Exercise brief ::
Can you write out the whole listing exactly?

## start Listed entries

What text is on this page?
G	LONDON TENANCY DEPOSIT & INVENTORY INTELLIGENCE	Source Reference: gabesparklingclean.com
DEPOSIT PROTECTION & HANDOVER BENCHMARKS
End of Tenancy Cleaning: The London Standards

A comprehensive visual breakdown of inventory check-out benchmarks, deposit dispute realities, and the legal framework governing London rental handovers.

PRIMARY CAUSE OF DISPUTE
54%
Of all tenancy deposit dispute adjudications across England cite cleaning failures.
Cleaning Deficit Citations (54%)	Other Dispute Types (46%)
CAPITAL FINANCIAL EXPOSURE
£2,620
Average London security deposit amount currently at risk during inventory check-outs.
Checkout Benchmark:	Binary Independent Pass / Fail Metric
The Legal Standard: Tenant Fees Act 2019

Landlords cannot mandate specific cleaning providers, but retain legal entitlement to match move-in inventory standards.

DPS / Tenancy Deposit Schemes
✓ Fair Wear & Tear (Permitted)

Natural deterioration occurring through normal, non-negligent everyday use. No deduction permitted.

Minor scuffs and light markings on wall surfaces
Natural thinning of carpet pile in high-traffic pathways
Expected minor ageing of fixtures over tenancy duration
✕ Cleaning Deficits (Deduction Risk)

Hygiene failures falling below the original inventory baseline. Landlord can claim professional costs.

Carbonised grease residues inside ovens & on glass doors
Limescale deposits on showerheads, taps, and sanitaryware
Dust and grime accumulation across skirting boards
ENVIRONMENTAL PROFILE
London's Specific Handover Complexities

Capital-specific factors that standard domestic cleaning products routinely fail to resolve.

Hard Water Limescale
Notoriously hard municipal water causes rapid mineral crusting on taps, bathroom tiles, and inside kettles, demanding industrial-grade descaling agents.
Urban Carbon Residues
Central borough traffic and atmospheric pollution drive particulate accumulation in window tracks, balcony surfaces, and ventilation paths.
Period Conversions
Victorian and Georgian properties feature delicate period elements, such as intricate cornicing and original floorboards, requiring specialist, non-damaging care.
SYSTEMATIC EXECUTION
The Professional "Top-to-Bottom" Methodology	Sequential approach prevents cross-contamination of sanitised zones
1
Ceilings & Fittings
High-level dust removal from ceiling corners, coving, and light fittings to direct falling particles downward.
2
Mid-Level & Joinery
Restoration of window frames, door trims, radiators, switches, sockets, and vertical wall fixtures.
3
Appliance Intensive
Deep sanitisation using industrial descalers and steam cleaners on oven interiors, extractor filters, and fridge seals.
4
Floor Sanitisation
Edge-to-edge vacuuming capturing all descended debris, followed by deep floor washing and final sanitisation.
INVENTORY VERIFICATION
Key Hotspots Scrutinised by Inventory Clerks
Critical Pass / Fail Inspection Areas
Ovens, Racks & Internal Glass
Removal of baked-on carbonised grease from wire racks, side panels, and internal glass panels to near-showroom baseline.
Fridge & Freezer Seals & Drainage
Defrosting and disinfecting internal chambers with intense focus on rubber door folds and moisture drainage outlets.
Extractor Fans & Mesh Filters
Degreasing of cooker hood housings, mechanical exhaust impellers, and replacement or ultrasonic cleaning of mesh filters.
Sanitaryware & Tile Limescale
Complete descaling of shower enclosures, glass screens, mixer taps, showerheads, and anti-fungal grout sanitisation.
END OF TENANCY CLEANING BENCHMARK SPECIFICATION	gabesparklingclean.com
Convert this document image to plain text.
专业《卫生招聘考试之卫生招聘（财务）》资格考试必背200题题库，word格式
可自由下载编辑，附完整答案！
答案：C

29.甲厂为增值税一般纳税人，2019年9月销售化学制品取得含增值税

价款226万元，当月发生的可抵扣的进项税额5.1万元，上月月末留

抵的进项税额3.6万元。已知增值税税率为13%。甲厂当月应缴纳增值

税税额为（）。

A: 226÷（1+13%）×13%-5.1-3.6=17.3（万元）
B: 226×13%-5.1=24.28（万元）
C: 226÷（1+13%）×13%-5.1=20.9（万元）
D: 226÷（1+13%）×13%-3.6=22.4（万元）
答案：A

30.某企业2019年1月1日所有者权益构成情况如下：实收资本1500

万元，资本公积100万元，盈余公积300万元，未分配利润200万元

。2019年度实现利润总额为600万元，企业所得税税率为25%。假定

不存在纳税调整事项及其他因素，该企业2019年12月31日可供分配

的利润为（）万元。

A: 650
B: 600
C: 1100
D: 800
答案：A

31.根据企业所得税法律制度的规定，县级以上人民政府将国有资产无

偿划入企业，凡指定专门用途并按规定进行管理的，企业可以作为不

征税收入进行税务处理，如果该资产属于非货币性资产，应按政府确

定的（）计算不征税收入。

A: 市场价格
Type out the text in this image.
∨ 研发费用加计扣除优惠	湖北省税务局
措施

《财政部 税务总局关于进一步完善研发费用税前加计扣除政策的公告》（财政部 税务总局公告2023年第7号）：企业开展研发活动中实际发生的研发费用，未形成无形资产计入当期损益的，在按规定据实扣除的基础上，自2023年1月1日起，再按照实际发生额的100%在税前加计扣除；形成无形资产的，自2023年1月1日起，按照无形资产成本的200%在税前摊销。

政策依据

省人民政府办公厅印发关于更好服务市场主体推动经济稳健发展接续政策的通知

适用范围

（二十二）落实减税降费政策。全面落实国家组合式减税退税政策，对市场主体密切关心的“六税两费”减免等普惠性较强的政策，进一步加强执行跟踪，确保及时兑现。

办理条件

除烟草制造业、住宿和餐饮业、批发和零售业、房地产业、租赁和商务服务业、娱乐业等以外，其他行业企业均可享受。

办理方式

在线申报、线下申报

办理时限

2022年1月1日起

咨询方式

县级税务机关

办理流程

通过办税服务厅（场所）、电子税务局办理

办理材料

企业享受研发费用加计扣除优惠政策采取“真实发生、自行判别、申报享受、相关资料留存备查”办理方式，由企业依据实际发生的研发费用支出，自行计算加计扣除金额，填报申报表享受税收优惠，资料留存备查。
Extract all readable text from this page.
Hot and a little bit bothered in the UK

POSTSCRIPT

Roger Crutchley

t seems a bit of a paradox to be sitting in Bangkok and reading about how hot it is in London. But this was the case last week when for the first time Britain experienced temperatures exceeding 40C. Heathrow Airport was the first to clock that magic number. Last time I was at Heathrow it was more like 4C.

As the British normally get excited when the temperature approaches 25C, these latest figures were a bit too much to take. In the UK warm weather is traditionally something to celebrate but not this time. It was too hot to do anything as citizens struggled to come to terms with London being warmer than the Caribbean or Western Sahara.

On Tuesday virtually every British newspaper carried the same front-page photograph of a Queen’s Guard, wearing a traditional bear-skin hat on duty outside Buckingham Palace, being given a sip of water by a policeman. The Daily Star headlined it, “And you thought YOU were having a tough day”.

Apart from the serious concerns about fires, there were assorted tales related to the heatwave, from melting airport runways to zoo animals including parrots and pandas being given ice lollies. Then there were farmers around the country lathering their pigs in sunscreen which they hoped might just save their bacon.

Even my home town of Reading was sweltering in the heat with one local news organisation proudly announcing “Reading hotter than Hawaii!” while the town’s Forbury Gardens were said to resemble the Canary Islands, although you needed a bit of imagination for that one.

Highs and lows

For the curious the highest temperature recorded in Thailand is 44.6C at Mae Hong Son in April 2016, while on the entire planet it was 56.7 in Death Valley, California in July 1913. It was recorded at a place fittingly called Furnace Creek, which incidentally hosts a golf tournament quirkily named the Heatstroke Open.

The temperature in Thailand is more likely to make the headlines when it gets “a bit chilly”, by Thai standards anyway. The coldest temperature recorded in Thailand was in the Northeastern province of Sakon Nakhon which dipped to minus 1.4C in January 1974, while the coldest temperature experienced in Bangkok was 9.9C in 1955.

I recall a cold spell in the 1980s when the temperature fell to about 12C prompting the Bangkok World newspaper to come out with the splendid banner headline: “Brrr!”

## end Listed entries

Reply to the task ::
What text is on this page?
G	LONDON TENANCY DEPOSIT & INVENTORY INTELLIGENCE	Source Reference: gabesparklingclean.com
DEPOSIT PROTECTION & HANDOVER BENCHMARKS
End of Tenancy Cleaning: The London Standards

A comprehensive visual breakdown of inventory check-out benchmarks, deposit dispute realities, and the legal framework governing London rental handovers.

PRIMARY CAUSE OF DISPUTE
54%
Of all tenancy deposit dispute adjudications across England cite cleaning failures.
Cleaning Deficit Citations (54%)	Other Dispute Types (46%)
CAPITAL FINANCIAL EXPOSURE
£2,620
Average London security deposit amount currently at risk during inventory check-outs.
Checkout Benchmark:	Binary Independent Pass / Fail Metric
The Legal Standard: Tenant Fees Act 2019

Landlords cannot mandate specific cleaning providers, but retain legal entitlement to match move-in inventory standards.

DPS / Tenancy Deposit Schemes
✓ Fair Wear & Tear (Permitted)

Natural deterioration occurring through normal, non-negligent everyday use. No deduction permitted.

Minor scuffs and light markings on wall surfaces
Natural thinning of carpet pile in high-traffic pathways
Expected minor ageing of fixtures over tenancy duration
✕ Cleaning Deficits (Deduction Risk)

Hygiene failures falling below the original inventory baseline. Landlord can claim professional costs.

Carbonised grease residues inside ovens & on glass doors
Limescale deposits on showerheads, taps, and sanitaryware
Dust and grime accumulation across skirting boards
ENVIRONMENTAL PROFILE
London's Specific Handover Complexities

Capital-specific factors that standard domestic cleaning products routinely fail to resolve.

Hard Water Limescale
Notoriously hard municipal water causes rapid mineral crusting on taps, bathroom tiles, and inside kettles, demanding industrial-grade descaling agents.
Urban Carbon Residues
Central borough traffic and atmospheric pollution drive particulate accumulation in window tracks, balcony surfaces, and ventilation paths.
Period Conversions
Victorian and Georgian properties feature delicate period elements, such as intricate cornicing and original floorboards, requiring specialist, non-damaging care.
SYSTEMATIC EXECUTION
The Professional "Top-to-Bottom" Methodology	Sequential approach prevents cross-contamination of sanitised zones
1
Ceilings & Fittings
High-level dust removal from ceiling corners, coving, and light fittings to direct falling particles downward.
2
Mid-Level & Joinery
Restoration of window frames, door trims, radiators, switches, sockets, and vertical wall fixtures.
3
Appliance Intensive
Deep sanitisation using industrial descalers and steam cleaners on oven interiors, extractor filters, and fridge seals.
4
Floor Sanitisation
Edge-to-edge vacuuming capturing all descended debris, followed by deep floor washing and final sanitisation.
INVENTORY VERIFICATION
Key Hotspots Scrutinised by Inventory Clerks
Critical Pass / Fail Inspection Areas
Ovens, Racks & Internal Glass
Removal of baked-on carbonised grease from wire racks, side panels, and internal glass panels to near-showroom baseline.
Fridge & Freezer Seals & Drainage
Defrosting and disinfecting internal chambers with intense focus on rubber door folds and moisture drainage outlets.
Extractor Fans & Mesh Filters
Degreasing of cooker hood housings, mechanical exhaust impellers, and replacement or ultrasonic cleaning of mesh filters.
Sanitaryware & Tile Limescale
Complete descaling of shower enclosures, glass screens, mixer taps, showerheads, and anti-fungal grout sanitisation.
END OF TENANCY CLEANING BENCHMARK SPECIFICATION	gabesparklingclean.com
Convert this document image to plain text.
专业《卫生招聘考试之卫生招聘（财务）》资格考试必背200题题库，word格式
可自由下载编辑，附完整答案！
答案：C

29.甲厂为增值税一般纳税人，2019年9月销售化学制品取得含增值税

价款226万元，当月发生的可抵扣的进项税额5.1万元，上月月末留

抵的进项税额3.6万元。已知增值税税率为13%。甲厂当月应缴纳增值

税税额为（）。

A: 226÷（1+13%）×13%-5.1-3.6=17.3（万元）
B: 226×13%-5.1=24.28（万元）
C: 226÷（1+13%）×13%-5.1=20.9（万元）
D: 226÷（1+13%）×13%-3.6=22.4（万元）
答案：A

30.某企业2019年1月1日所有者权益构成情况如下：实收资本1500

万元，资本公积100万元，盈余公积300万元，未分配利润200万元

。2019年度实现利润总额为600万元，企业所得税税率为25%。假定

不存在纳税调整事项及其他因素，该企业2019年12月31日可供分配

的利润为（）万元。

A: 650
B: 600
C: 1100
D: 800
答案：A

31.根据企业所得税法律制度的规定，县级以上人民政府将国有资产无

偿划入企业，凡指定专门用途并按规定进行管理的，企业可以作为不

征税收入进行税务处理，如果该资产属于非货币性资产，应按政府确

定的（）计算不征税收入。

A: 市场价格
Type out the text in this image.
∨ 研发费用加计扣除优惠	湖北省税务局
措施

《财政部 税务总局关于进一步完善研发费用税前加计扣除政策的公告》（财政部 税务总局公告2023年第7号）：企业开展研发活动中实际发生的研发费用，未形成无形资产计入当期损益的，在按规定据实扣除的基础上，自2023年1月1日起，再按照实际发生额的100%在税前加计扣除；形成无形资产的，自2023年1月1日起，按照无形资产成本的200%在税前摊销。

政策依据

省人民政府办公厅印发关于更好服务市场主体推动经济稳健发展接续政策的通知

适用范围

（二十二）落实减税降费政策。全面落实国家组合式减税退税政策，对市场主体密切关心的“六税两费”减免等普惠性较强的政策，进一步加强执行跟踪，确保及时兑现。

办理条件

除烟草制造业、住宿和餐饮业、批发和零售业、房地产业、租赁和商务服务业、娱乐业等以外，其他行业企业均可享受。

办理方式

在线申报、线下申报

办理时限

2022年1月1日起

咨询方式

县级税务机关

办理流程

通过办税服务厅（场所）、电子税务局办理

办理材料

企业享受研发费用加计扣除优惠政策采取“真实发生、自行判别、申报享受、相关资料留存备查”办理方式，由企业依据实际发生的研发费用支出，自行计算加计扣除金额，填报申报表享受税收优惠，资料留存备查。
Extract all readable text from this page.
Hot and a little bit bothered in the UK

POSTSCRIPT

Roger Crutchley

t seems a bit of a paradox to be sitting in Bangkok and reading about how hot it is in London. But this was the case last week when for the first time Britain experienced temperatures exceeding 40C. Heathrow Airport was the first to clock that magic number. Last time I was at Heathrow it was more like 4C.

As the British normally get excited when the temperature approaches 25C, these latest figures were a bit too much to take. In the UK warm weather is traditionally something to celebrate but not this time. It was too hot to do anything as citizens struggled to come to terms with London being warmer than the Caribbean or Western Sahara.

On Tuesday virtually every British newspaper carried the same front-page photograph of a Queen’s Guard, wearing a traditional bear-skin hat on duty outside Buckingham Palace, being given a sip of water by a policeman. The Daily Star headlined it, “And you thought YOU were having a tough day”.

Apart from the serious concerns about fires, there were assorted tales related to the heatwave, from melting airport runways to zoo animals including parrots and pandas being given ice lollies. Then there were farmers around the country lathering their pigs in sunscreen which they hoped might just save their bacon.

Even my home town of Reading was sweltering in the heat with one local news organisation proudly announcing “Reading hotter than Hawaii!” while the town’s Forbury Gardens were said to resemble the Canary Islands, although you needed a bit of imagination for that one.

Highs and lows

For the curious the highest temperature recorded in Thailand is 44.6C at Mae Hong Son in April 2016, while on the entire planet it was 56.7 in Death Valley, California in July 1913. It was recorded at a place fittingly called Furnace Creek, which incidentally hosts a golf tournament quirkily named the Heatstroke Open.

The temperature in Thailand is more likely to make the headlines when it gets “a bit chilly”, by Thai standards anyway. The coldest temperature recorded in Thailand was in the Northeastern province of Sakon Nakhon which dipped to minus 1.4C in January 1974, while the coldest temperature experienced in Bangkok was 9.9C in 1955.

I recall a cold spell in the 1980s when the temperature fell to about 12C prompting the Bangkok World newspaper to come out with the splendid banner headline: “Brrr!”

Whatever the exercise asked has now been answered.